> _TASK TO COMPLETE_
Filter the listing and keep only the lines with the word "مربع".

>> Start DATA SHOWN

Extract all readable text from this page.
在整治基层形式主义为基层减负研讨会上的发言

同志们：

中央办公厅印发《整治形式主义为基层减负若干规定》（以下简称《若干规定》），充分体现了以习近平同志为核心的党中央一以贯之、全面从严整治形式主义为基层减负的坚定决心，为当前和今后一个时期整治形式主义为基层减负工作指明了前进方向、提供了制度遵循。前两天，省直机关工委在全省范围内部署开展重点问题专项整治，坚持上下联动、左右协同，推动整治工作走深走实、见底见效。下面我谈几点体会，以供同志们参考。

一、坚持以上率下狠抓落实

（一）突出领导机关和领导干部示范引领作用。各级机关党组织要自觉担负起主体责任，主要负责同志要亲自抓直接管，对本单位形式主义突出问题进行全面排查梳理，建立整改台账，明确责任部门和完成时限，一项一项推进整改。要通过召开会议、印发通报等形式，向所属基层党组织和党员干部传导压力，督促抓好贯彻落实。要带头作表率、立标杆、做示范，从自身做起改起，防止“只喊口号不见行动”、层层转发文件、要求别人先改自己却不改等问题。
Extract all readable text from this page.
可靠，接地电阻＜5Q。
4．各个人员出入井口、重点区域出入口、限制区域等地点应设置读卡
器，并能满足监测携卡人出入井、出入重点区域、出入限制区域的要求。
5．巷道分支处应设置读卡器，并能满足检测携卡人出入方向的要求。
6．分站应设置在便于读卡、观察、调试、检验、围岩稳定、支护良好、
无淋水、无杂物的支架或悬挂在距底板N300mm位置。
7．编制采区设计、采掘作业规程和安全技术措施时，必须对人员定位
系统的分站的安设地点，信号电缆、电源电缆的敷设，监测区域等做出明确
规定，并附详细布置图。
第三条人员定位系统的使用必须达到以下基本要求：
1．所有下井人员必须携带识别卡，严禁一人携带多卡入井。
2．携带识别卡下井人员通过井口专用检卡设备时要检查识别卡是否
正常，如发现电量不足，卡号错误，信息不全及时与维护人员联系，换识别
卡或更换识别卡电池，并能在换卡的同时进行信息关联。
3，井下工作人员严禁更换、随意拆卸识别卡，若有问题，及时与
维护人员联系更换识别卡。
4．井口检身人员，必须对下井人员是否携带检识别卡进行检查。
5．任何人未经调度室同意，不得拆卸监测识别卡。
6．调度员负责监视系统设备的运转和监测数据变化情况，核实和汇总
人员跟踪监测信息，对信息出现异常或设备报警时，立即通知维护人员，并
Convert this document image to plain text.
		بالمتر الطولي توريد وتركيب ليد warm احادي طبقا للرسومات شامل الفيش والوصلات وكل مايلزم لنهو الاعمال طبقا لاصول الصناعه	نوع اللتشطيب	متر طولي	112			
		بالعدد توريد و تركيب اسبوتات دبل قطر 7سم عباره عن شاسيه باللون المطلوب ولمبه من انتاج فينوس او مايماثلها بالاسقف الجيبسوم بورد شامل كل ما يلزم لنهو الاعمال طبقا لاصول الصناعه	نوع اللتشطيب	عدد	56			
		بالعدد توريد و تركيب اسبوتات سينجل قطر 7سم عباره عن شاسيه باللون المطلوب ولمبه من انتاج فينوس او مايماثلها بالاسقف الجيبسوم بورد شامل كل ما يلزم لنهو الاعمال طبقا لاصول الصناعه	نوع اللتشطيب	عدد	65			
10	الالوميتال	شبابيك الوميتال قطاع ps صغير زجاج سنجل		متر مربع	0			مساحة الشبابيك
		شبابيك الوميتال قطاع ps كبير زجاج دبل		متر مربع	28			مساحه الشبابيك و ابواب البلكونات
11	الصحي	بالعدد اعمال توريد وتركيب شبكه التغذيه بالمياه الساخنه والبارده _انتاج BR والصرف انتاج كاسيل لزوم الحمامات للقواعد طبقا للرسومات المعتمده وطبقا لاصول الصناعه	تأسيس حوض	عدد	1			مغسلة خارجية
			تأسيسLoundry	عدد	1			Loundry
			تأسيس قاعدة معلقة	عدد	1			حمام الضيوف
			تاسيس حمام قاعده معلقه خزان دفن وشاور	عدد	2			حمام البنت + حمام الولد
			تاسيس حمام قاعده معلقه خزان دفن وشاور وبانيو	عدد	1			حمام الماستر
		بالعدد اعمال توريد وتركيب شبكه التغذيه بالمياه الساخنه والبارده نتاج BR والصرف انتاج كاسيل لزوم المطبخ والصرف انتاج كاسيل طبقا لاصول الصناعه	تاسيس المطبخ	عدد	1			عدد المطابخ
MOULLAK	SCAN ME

>> End DATA SHOWN

> _TASK RESULT_
10	الالوميتال	شبابيك الوميتال قطاع ps صغير زجاج سنجل		متر مربع	0			مساحة الشبابيك
		شبابيك الوميتال قطاع ps كبير زجاج دبل		متر مربع	28			مساحه الشبابيك و ابواب البلكونات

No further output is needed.